## start PROVIDED RECORDS

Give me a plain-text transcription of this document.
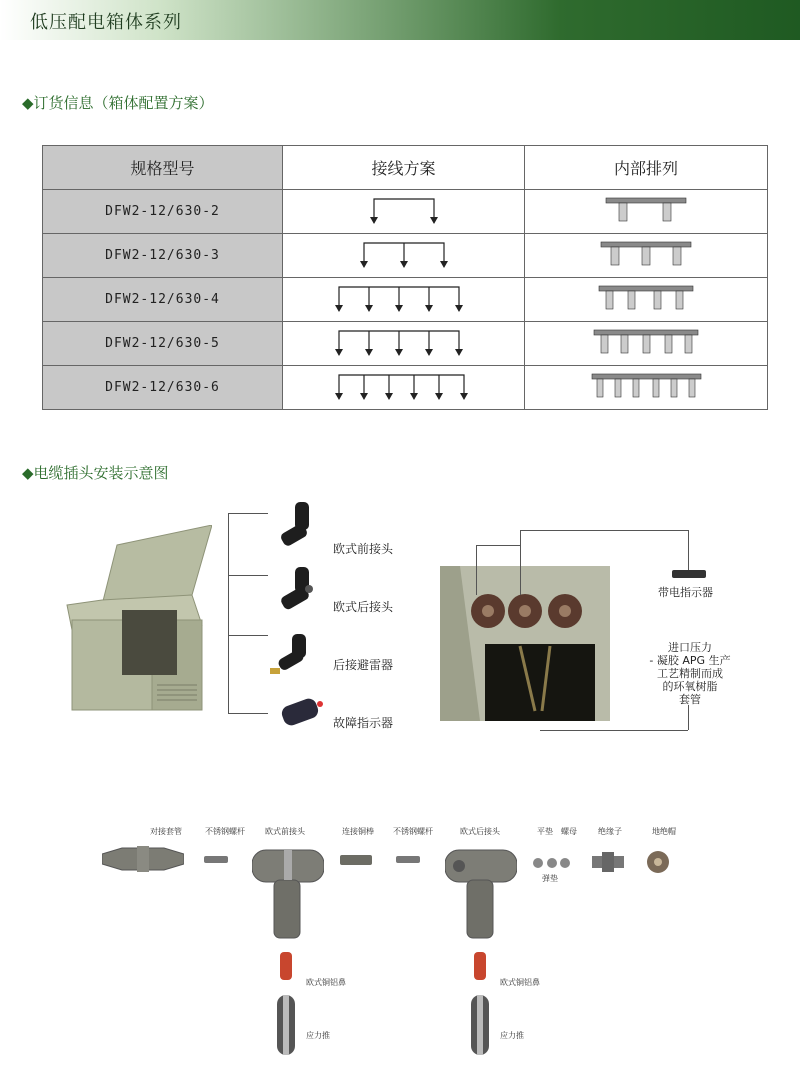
低压配电箱体系列
◆订货信息（箱体配置方案）
规格型号	接线方案	内部排列
DFW2-12/630-2		
DFW2-12/630-3		
DFW2-12/630-4		
DFW2-12/630-5		
DFW2-12/630-6		
◆电缆插头安装示意图
欧式前接头
欧式后接头
后接避雷器
故障指示器
带电指示器
进口压力
- 凝胶 APG 生产
工艺精制而成
的环氧树脂
套管
对接套管	不锈钢螺杆	欧式前接头	连接铜棒 不锈钢螺杆	欧式后接头	平垫 螺母
弹垫
绝缘子	地绝帽
欧式铜铝鼻
应力推
欧式铜铝鼻
应力推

## end PROVIDED RECORDS

Locate the word "欧式后接头" in the data above. Copy every line carrying it.

● TASK OUTPUT:
欧式后接头
对接套管	不锈钢螺杆	欧式前接头	连接铜棒 不锈钢螺杆	欧式后接头	平垫 螺母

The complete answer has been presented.